## Set exercise
Go through the records and extract every line with the word "affect".
****************************************
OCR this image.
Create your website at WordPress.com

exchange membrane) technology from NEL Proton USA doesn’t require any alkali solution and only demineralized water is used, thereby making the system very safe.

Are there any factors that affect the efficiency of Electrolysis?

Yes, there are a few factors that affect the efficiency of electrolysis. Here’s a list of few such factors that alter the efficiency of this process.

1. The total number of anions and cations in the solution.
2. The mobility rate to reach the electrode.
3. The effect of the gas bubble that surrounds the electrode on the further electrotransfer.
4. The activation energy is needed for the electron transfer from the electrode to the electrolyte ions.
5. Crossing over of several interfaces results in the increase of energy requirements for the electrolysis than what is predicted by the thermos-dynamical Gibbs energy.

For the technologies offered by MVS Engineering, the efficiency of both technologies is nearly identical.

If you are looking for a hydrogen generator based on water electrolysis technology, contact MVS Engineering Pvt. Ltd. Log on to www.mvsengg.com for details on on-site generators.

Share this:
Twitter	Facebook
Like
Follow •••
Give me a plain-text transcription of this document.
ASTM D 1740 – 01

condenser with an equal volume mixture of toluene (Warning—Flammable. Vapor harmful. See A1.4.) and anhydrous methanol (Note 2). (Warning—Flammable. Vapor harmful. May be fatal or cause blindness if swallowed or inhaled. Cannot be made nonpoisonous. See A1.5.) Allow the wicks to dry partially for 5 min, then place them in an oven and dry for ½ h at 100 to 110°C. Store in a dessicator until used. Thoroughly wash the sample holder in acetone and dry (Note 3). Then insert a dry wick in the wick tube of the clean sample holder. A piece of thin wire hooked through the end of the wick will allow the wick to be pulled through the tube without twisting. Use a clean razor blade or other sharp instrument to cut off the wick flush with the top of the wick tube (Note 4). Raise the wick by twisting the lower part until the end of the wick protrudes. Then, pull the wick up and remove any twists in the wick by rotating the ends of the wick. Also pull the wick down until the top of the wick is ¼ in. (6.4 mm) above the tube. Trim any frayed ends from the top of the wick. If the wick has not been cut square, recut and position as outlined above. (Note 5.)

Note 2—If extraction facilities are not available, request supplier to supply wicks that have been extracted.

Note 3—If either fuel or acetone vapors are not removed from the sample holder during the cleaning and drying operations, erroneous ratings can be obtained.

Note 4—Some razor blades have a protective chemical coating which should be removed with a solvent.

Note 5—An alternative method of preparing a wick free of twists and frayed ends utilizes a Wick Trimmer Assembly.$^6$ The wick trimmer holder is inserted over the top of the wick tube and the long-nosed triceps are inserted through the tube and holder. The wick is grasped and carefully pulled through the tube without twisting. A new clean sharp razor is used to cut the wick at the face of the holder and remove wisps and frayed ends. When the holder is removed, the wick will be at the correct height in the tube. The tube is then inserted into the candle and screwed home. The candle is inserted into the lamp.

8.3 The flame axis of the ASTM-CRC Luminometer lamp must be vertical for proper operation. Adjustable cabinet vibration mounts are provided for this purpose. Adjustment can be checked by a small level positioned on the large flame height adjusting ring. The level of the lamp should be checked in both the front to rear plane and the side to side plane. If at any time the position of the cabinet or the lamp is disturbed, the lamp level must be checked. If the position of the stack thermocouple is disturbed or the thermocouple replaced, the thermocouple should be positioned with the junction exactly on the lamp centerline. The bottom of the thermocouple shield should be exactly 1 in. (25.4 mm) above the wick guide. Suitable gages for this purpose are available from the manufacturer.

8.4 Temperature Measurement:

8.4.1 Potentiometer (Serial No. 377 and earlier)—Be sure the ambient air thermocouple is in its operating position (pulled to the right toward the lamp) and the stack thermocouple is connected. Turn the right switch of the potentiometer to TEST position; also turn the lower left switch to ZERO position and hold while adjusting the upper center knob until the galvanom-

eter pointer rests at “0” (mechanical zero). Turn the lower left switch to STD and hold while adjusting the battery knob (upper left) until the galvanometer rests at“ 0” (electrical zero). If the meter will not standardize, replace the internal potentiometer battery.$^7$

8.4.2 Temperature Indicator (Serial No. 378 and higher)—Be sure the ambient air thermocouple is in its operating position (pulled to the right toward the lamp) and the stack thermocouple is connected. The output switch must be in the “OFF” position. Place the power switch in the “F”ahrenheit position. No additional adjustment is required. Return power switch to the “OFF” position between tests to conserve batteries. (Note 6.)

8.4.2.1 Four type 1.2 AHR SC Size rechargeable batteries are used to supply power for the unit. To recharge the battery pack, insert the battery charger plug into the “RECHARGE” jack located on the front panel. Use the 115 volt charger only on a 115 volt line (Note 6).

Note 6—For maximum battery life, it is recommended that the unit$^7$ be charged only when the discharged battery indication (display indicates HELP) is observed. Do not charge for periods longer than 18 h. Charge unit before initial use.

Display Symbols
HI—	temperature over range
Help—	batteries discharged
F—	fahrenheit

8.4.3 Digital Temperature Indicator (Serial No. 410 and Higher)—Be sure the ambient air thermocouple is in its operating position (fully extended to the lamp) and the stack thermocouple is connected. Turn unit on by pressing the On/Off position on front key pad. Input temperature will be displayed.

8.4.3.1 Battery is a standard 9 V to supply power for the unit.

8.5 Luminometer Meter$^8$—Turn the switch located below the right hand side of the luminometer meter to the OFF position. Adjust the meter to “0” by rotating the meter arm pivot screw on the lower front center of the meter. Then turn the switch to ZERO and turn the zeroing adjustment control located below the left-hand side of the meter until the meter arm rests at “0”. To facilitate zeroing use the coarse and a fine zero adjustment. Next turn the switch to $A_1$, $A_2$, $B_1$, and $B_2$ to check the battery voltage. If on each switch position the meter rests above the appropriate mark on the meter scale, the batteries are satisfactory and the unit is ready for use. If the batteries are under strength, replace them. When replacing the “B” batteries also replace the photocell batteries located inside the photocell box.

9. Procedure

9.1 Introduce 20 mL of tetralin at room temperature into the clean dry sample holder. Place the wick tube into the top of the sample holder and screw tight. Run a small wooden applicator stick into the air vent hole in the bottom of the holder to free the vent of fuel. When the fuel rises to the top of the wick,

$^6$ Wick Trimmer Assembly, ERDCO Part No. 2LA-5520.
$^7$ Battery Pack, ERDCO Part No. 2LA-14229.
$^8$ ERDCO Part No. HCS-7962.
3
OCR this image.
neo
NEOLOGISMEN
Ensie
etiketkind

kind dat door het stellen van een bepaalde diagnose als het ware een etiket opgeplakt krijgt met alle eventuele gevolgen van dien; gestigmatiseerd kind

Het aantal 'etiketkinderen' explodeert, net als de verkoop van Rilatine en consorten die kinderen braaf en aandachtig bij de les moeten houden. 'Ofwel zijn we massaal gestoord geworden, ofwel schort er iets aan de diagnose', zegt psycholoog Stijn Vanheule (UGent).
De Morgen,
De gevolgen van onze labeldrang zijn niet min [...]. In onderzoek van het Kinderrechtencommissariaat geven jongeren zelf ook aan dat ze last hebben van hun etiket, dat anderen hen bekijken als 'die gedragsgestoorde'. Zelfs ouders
****************************************
## Expected answer
Are there any factors that affect the efficiency of Electrolysis?
Yes, there are a few factors that affect the efficiency of electrolysis. Here’s a list of few such factors that alter the efficiency of this process.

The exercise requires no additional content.